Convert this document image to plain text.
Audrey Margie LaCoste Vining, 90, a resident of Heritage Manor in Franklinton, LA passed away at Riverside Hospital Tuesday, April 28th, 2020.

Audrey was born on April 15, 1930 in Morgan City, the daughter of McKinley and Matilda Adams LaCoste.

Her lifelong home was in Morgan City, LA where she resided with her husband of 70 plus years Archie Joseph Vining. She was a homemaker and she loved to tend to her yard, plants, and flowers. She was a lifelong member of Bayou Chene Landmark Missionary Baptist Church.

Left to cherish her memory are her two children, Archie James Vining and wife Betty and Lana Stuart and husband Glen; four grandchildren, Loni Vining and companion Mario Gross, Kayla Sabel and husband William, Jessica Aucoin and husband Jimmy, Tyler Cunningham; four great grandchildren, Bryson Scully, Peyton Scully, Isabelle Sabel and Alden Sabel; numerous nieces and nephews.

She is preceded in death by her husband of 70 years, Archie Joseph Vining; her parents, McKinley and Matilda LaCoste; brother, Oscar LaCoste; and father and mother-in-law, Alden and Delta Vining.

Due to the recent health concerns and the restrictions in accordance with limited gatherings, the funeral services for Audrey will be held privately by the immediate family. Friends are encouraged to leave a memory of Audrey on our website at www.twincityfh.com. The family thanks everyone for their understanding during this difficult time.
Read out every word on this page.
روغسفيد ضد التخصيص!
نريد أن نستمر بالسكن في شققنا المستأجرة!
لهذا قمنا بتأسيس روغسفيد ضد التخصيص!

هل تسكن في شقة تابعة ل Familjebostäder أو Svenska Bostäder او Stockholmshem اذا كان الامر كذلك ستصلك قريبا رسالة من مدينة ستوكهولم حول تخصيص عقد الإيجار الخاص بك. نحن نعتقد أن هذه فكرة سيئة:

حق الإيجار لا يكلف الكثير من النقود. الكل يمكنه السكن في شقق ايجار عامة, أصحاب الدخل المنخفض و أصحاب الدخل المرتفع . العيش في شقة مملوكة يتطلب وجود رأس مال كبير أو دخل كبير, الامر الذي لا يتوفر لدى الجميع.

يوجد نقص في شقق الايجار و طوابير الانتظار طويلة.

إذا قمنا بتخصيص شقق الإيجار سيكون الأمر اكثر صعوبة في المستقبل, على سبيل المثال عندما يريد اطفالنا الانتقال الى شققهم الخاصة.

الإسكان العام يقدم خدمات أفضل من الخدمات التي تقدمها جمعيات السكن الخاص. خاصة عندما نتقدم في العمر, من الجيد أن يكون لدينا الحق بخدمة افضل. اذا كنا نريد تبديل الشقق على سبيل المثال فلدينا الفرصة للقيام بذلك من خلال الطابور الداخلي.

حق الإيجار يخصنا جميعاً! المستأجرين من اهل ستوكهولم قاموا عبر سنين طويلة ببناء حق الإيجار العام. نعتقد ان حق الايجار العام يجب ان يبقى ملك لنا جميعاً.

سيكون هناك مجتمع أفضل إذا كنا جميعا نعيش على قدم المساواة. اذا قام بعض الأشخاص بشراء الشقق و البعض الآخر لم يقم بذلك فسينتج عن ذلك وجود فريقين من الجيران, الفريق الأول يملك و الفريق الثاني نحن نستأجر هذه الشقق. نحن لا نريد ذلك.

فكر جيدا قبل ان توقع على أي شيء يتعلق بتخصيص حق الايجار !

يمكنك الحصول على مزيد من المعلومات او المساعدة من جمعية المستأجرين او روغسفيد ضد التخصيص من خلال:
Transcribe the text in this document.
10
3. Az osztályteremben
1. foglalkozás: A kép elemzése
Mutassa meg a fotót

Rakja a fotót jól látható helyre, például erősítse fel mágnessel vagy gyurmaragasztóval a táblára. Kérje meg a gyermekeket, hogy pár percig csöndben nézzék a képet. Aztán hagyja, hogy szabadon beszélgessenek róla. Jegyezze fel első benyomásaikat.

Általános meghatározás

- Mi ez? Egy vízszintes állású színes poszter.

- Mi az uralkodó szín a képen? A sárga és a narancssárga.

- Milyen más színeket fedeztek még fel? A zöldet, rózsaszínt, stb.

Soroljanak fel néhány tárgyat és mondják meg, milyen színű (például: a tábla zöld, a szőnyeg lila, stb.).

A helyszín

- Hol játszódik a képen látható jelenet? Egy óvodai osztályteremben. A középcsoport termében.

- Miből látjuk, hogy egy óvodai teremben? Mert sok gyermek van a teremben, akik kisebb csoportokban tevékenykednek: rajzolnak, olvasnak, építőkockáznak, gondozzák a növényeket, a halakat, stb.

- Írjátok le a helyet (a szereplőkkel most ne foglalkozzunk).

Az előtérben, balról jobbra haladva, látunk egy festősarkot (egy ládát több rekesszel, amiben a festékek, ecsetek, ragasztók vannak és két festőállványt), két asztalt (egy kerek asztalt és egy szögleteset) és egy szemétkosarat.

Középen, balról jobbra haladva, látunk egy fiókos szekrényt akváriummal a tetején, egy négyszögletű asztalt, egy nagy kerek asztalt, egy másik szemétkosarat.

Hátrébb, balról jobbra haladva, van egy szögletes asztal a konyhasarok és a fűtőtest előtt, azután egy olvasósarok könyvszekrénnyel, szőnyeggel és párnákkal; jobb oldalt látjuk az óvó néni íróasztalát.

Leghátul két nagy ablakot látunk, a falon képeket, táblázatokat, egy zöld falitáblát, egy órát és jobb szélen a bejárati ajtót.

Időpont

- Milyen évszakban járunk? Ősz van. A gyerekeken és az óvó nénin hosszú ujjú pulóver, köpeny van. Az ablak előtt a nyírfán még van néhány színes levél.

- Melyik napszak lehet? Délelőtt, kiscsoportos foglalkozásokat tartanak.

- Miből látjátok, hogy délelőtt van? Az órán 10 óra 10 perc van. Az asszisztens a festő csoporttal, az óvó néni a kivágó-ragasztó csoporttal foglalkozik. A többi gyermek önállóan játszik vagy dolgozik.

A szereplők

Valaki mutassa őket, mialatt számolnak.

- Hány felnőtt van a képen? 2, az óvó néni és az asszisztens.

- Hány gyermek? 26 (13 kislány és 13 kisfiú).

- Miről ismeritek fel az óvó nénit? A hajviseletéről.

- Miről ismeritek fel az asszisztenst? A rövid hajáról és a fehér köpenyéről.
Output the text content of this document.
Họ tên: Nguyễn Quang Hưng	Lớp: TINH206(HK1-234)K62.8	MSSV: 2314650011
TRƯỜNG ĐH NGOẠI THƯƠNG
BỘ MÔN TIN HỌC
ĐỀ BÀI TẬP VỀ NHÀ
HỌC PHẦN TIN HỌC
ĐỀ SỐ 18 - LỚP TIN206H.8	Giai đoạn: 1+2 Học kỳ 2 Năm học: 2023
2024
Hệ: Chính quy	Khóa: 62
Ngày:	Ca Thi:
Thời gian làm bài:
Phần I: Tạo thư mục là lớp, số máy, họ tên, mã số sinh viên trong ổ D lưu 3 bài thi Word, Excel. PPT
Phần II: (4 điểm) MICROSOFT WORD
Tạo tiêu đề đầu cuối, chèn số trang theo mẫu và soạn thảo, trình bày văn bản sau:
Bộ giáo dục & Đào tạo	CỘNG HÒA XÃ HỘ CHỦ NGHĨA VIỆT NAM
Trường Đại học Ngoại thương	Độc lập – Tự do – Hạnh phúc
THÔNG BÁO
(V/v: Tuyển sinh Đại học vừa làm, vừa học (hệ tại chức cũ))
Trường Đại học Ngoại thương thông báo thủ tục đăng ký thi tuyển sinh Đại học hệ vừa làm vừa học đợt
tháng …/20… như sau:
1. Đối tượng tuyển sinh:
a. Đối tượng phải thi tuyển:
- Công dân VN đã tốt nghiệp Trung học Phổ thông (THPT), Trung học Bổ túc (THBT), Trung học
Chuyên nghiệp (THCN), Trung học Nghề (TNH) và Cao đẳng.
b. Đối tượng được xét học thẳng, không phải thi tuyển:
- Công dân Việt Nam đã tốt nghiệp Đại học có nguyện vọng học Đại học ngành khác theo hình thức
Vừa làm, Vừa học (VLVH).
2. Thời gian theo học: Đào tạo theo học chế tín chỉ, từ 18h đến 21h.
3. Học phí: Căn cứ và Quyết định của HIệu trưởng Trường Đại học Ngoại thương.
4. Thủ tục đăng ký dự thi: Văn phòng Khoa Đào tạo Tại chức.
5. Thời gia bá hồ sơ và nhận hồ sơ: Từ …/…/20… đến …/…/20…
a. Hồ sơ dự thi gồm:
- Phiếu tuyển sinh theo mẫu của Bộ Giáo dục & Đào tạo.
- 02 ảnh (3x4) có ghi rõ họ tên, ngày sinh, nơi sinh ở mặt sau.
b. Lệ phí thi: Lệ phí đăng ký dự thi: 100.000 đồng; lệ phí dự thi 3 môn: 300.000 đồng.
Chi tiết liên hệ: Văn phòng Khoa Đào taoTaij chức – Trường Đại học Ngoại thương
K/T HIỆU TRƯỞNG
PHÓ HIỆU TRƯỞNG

──────────

**What is being asked:** Report how many lines in the listing above include the word "néhány". Give nothing but the number.

**Reply to the exercise:** 2